---- DATA SECTION
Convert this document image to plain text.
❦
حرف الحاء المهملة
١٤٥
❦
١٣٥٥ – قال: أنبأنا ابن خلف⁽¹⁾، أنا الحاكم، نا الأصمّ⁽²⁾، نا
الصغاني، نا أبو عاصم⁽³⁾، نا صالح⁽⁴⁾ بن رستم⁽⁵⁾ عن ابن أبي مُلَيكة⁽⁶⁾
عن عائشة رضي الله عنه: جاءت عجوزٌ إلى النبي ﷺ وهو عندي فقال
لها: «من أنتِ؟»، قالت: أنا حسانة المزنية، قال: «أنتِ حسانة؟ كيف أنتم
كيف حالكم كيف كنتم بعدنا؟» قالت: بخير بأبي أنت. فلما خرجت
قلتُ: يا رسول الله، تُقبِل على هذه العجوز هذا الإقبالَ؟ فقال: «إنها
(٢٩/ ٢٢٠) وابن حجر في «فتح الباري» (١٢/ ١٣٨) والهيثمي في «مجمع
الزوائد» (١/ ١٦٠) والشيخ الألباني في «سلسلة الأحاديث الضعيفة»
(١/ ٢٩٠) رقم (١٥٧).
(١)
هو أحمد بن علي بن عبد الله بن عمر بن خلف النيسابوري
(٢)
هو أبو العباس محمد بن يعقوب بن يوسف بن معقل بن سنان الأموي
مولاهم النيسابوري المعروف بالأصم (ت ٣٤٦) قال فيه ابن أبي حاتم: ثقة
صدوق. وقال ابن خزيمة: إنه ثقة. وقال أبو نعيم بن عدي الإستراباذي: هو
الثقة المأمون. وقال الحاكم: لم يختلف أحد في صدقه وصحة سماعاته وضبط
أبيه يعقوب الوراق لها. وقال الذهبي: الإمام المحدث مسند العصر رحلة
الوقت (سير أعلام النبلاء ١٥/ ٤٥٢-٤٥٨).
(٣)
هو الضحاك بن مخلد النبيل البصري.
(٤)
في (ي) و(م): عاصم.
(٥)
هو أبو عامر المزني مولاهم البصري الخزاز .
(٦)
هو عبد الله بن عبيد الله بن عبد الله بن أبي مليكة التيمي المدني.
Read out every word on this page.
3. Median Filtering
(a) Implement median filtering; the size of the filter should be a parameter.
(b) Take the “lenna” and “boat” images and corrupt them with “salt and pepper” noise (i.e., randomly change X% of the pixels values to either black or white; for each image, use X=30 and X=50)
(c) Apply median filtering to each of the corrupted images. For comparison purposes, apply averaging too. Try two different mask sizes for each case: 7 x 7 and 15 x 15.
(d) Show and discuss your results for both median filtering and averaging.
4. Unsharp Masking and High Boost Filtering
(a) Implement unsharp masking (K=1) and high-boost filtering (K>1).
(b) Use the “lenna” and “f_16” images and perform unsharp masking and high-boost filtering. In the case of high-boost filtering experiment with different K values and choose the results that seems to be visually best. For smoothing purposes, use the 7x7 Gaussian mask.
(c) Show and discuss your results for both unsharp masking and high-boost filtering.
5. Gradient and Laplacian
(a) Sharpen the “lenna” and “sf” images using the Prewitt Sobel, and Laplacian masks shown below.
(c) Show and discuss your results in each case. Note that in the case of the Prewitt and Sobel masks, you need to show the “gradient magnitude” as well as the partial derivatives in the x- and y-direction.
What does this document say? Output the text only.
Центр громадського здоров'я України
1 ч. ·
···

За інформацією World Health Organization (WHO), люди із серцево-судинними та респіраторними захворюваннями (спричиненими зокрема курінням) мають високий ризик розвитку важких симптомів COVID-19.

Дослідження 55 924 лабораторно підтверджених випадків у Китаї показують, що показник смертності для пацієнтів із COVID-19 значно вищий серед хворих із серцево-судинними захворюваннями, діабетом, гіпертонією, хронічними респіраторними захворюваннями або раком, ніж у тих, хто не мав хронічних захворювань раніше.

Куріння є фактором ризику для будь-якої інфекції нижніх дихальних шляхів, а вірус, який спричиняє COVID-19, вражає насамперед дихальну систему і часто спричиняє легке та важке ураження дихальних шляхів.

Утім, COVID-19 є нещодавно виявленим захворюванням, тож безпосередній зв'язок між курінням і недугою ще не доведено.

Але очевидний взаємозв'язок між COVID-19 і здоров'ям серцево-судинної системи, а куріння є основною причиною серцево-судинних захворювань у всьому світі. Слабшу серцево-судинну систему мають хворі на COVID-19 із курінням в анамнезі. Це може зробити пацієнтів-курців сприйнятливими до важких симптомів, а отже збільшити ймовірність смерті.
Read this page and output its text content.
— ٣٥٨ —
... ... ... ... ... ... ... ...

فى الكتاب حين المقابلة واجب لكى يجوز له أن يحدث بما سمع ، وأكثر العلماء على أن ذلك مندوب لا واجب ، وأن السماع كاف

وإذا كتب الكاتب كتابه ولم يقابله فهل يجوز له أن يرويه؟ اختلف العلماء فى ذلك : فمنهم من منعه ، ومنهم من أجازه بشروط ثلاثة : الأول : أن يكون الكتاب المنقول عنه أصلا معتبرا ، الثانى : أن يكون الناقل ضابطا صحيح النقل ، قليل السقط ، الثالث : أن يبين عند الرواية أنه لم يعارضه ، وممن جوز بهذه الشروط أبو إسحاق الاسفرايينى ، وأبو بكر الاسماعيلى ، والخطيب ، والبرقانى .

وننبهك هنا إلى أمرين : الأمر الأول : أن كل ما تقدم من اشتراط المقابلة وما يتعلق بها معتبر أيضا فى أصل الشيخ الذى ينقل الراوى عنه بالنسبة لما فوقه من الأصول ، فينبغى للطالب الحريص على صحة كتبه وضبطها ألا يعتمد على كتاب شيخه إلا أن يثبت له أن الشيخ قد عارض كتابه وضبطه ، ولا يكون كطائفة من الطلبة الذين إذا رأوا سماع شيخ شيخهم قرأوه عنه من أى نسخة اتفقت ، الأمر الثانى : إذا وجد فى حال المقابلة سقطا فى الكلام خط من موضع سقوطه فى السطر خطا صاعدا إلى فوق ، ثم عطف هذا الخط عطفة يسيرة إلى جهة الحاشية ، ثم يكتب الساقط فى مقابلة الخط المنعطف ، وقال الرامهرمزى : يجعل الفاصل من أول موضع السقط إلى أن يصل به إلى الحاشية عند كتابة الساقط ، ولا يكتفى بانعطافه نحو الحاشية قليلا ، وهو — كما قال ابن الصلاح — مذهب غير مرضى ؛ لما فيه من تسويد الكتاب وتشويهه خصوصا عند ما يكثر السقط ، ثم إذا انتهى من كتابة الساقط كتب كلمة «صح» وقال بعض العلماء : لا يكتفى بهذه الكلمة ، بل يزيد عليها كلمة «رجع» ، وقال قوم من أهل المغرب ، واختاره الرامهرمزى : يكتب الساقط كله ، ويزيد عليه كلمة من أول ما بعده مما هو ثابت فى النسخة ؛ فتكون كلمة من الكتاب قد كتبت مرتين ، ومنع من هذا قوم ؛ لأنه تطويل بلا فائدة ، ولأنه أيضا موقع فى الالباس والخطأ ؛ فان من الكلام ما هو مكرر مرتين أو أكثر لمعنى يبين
--------
● THE REQUEST
From the entries, report each line that includes the word "عاصم".

● TASK RESULT
الصغاني، نا أبو عاصم⁽³⁾، نا صالح⁽⁴⁾ بن رستم⁽⁵⁾ عن ابن أبي مُلَيكة⁽⁶⁾
في (ي) و(م): عاصم.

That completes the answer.